* **THE TASK**
Filter the listing below, copying every line in which the word "text" appears.

Dataset rows about figures:
────
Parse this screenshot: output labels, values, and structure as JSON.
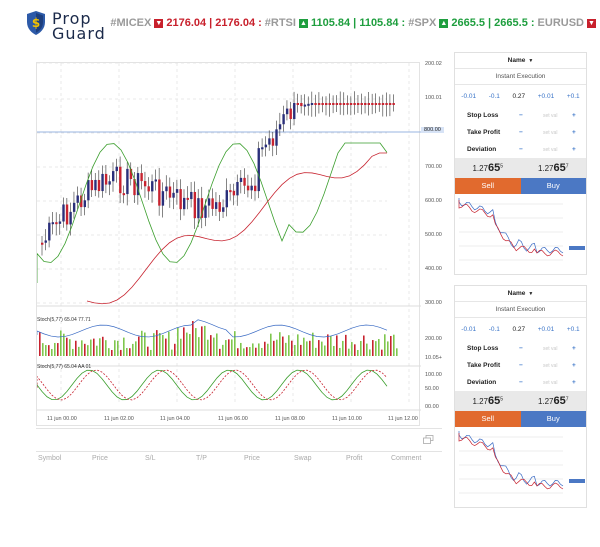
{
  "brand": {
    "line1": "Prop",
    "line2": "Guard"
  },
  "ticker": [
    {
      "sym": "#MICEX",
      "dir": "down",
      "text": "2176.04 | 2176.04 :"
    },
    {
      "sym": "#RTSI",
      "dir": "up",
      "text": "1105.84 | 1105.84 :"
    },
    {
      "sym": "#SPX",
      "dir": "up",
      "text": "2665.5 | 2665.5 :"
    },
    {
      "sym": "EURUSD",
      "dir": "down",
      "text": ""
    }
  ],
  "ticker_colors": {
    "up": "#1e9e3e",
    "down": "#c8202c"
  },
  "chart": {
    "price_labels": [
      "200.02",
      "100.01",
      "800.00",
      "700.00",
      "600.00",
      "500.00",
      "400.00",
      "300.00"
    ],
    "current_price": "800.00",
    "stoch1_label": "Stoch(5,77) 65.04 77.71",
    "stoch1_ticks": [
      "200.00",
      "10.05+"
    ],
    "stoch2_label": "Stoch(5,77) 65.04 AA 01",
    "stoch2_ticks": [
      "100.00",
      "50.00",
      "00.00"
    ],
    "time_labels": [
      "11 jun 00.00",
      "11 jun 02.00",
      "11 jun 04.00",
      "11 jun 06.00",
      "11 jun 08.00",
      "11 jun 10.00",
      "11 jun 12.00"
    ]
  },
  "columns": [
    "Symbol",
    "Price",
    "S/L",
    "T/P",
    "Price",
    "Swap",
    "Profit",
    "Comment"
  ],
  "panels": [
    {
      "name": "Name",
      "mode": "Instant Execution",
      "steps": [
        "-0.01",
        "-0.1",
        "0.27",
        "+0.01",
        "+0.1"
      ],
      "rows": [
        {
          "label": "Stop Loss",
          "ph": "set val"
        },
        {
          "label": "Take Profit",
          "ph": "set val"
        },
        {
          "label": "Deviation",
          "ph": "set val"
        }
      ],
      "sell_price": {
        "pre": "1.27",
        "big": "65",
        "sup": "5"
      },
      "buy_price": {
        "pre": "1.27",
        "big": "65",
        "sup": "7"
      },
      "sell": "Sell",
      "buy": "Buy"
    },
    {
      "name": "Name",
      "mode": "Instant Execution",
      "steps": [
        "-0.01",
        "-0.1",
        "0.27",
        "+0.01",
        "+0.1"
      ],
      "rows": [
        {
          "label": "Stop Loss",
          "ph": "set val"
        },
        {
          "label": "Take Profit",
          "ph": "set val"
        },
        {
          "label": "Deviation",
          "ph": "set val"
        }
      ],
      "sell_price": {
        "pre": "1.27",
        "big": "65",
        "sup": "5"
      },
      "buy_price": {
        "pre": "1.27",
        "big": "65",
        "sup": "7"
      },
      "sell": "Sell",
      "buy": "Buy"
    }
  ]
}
────
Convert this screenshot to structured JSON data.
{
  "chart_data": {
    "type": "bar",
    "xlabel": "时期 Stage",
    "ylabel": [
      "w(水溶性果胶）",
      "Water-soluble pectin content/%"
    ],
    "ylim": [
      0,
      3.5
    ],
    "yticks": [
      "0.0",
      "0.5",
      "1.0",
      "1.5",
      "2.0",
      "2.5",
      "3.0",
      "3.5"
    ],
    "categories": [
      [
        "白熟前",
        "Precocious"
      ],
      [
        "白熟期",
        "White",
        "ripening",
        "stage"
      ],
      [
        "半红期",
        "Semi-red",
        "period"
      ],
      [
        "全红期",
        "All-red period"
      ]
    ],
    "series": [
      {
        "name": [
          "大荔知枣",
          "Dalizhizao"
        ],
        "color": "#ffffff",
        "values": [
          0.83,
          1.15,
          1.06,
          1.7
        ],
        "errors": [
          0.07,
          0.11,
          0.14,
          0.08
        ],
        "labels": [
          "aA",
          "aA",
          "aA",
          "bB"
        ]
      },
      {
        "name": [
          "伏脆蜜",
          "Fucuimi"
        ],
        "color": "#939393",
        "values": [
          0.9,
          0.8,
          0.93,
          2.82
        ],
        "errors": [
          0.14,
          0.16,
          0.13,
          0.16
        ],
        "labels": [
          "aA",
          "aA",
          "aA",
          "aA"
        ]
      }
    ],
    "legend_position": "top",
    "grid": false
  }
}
────
* **SOLUTION FOR THIS TASK**
      "text": "2176.04 | 2176.04 :"
      "text": "1105.84 | 1105.84 :"
      "text": "2665.5 | 2665.5 :"
      "text": ""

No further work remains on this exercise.